Written exercise: Lines containing the word "image" should be extracted in full.
====
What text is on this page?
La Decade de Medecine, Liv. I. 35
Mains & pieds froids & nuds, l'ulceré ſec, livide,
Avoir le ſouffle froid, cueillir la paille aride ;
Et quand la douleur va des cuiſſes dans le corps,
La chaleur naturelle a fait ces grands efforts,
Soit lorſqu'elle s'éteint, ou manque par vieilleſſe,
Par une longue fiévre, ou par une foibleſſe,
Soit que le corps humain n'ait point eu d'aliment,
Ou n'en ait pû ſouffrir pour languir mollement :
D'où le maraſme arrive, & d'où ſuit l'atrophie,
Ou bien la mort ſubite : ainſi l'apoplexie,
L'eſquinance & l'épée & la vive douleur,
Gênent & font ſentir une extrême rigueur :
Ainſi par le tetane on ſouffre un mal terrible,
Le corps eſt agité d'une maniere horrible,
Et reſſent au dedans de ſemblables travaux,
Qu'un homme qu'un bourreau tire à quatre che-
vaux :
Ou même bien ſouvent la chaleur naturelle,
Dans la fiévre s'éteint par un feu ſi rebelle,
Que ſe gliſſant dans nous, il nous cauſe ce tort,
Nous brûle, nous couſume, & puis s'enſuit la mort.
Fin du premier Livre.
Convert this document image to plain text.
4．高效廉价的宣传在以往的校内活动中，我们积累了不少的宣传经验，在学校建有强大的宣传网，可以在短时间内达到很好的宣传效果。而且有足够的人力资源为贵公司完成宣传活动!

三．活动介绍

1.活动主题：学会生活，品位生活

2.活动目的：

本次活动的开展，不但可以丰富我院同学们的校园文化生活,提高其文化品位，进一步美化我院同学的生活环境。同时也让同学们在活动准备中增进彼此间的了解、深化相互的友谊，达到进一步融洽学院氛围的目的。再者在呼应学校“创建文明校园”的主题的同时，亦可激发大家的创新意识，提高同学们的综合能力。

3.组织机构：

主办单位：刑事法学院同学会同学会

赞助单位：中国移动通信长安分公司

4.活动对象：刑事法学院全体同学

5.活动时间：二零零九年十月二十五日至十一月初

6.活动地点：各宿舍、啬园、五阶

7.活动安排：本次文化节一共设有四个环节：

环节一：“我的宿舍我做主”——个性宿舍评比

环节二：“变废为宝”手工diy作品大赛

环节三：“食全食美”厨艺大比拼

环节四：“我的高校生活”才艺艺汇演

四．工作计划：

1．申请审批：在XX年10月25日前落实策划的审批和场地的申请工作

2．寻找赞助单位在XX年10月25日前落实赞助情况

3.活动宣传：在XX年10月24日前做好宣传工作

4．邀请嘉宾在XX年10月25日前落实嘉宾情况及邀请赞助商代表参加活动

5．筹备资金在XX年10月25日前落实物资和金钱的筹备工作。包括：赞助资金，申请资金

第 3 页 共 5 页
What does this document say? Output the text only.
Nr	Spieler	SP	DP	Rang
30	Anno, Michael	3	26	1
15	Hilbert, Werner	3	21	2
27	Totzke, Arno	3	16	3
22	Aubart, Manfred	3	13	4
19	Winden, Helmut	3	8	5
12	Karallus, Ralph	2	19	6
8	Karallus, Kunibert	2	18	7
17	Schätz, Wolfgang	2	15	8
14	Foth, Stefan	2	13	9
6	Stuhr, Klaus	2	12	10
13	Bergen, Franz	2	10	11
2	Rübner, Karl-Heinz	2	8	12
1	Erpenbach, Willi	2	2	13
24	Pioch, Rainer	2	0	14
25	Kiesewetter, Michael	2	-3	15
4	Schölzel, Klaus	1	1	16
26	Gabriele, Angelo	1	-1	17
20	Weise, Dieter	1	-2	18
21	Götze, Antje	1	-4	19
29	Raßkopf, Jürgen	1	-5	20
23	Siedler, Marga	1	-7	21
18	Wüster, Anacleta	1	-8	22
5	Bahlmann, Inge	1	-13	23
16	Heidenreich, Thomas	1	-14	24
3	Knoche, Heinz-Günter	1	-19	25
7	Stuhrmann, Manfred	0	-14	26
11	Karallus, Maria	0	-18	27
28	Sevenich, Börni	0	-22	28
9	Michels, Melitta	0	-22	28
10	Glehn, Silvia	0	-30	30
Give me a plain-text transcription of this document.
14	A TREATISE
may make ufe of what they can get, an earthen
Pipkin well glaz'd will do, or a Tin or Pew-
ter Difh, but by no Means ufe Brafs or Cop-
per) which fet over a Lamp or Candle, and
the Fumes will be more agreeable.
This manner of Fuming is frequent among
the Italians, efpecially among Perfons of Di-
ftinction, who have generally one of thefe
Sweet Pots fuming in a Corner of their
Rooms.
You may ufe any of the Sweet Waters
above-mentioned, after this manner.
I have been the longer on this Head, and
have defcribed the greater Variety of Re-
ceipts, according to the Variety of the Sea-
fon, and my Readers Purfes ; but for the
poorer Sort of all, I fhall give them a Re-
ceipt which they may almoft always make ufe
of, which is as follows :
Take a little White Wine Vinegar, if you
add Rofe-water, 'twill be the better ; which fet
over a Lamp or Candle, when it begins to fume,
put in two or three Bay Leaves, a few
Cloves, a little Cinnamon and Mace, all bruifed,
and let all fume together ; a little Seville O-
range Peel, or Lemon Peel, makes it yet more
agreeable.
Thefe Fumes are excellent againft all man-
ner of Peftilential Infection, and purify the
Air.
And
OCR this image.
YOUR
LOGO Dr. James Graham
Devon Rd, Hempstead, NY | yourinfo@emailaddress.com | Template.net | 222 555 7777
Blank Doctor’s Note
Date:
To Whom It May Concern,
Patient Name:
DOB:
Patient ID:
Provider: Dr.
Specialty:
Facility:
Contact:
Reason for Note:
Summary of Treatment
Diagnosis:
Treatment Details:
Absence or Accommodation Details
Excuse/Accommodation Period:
====
Task output:
Convert this document image to plain text.
OCR this image.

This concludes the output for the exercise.